TASK: What lines of the data below include the word "this"? Report them by copying each.
= = =
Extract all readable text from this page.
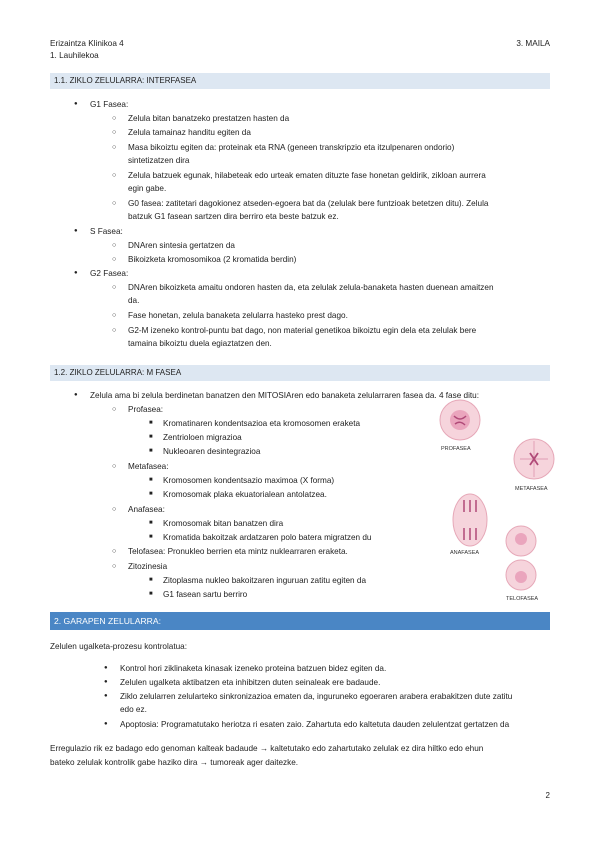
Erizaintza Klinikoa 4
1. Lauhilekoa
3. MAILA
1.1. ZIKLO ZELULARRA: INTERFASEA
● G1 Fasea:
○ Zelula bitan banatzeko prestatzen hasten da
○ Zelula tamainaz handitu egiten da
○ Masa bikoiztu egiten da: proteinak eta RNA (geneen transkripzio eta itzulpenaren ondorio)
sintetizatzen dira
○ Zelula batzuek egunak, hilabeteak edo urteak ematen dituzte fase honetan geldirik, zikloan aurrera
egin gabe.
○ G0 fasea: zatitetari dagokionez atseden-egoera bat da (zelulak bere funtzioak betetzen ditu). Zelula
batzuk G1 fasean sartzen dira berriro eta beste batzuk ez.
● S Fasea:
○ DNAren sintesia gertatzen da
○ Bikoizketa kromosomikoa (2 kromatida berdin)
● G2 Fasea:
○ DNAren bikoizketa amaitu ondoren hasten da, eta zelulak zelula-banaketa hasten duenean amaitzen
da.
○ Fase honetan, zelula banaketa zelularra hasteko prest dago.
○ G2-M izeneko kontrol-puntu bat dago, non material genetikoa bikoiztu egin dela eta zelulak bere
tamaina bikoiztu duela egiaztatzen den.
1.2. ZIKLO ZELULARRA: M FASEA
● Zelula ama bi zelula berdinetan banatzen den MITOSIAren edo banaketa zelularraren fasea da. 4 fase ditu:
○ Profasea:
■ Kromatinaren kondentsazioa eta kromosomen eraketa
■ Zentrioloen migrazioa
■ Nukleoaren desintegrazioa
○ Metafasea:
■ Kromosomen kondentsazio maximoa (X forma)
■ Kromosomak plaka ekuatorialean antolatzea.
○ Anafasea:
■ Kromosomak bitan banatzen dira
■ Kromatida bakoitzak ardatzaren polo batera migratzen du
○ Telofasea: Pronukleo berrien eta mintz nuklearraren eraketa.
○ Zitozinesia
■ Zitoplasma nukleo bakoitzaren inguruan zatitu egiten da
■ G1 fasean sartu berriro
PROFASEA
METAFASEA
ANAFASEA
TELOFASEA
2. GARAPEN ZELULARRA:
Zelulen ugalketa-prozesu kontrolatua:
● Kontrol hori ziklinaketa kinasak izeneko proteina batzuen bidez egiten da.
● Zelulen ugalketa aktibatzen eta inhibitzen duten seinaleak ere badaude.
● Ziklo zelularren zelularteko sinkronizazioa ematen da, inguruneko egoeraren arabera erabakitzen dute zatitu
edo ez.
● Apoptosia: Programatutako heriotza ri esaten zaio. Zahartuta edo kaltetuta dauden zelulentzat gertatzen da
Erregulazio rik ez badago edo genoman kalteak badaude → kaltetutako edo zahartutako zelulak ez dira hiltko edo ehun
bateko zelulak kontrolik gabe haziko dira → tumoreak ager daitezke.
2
= = =
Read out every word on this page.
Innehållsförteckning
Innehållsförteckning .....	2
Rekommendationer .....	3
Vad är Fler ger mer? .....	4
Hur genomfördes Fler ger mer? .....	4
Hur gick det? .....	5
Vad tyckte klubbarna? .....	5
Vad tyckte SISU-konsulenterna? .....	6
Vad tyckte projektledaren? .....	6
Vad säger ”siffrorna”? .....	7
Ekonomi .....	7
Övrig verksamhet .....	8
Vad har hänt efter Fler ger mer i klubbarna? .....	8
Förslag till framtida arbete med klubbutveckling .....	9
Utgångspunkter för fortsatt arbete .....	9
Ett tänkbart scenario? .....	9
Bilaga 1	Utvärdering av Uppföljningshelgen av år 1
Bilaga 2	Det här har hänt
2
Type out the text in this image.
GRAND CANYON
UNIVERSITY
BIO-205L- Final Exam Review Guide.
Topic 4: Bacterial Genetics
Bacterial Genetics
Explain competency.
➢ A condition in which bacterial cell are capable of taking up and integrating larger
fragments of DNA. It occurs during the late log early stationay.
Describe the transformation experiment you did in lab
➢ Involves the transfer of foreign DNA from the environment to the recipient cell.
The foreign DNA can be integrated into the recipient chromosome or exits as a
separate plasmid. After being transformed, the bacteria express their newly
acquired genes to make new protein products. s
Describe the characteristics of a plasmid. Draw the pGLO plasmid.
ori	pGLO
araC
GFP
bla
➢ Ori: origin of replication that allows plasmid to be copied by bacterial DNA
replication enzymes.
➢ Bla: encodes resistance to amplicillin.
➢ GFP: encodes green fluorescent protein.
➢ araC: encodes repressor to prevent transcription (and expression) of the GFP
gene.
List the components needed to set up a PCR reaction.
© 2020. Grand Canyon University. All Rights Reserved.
= = =
WRITTEN SOLUTION:
Extract all readable text from this page.
Read out every word on this page.
Type out the text in this image.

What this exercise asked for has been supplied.